» GOAL: The lines to extract start at the one containing "Type out the text in this image." and end with the last line; give them exactly and nothing more.
[BEGIN SUPPLIED DATA]
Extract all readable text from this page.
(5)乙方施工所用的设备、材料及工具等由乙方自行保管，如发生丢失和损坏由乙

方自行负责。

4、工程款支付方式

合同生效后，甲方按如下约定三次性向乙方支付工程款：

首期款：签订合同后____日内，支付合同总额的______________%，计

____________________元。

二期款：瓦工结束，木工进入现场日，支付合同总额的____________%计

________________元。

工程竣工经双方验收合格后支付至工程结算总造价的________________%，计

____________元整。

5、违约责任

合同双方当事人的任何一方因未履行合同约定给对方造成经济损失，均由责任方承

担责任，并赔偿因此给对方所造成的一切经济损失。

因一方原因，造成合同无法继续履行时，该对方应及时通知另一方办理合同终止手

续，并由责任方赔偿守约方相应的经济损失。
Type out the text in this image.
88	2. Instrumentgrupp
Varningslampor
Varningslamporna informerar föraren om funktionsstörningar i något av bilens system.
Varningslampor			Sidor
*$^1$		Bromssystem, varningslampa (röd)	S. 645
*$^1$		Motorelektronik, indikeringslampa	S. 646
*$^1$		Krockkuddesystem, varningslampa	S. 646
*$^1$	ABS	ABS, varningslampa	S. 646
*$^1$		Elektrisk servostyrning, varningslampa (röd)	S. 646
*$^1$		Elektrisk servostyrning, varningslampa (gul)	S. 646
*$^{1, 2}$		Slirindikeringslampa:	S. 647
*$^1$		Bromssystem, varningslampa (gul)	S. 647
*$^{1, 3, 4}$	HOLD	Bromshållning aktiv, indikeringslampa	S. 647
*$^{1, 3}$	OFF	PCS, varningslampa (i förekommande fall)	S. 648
[END SUPPLIED DATA]
» COMPLETED EXERCISE:
Type out the text in this image.
88	2. Instrumentgrupp
Varningslampor
Varningslamporna informerar föraren om funktionsstörningar i något av bilens system.
Varningslampor			Sidor
*$^1$		Bromssystem, varningslampa (röd)	S. 645
*$^1$		Motorelektronik, indikeringslampa	S. 646
*$^1$		Krockkuddesystem, varningslampa	S. 646
*$^1$	ABS	ABS, varningslampa	S. 646
*$^1$		Elektrisk servostyrning, varningslampa (röd)	S. 646
*$^1$		Elektrisk servostyrning, varningslampa (gul)	S. 646
*$^{1, 2}$		Slirindikeringslampa:	S. 647
*$^1$		Bromssystem, varningslampa (gul)	S. 647
*$^{1, 3, 4}$	HOLD	Bromshållning aktiv, indikeringslampa	S. 647
*$^{1, 3}$	OFF	PCS, varningslampa (i förekommande fall)	S. 648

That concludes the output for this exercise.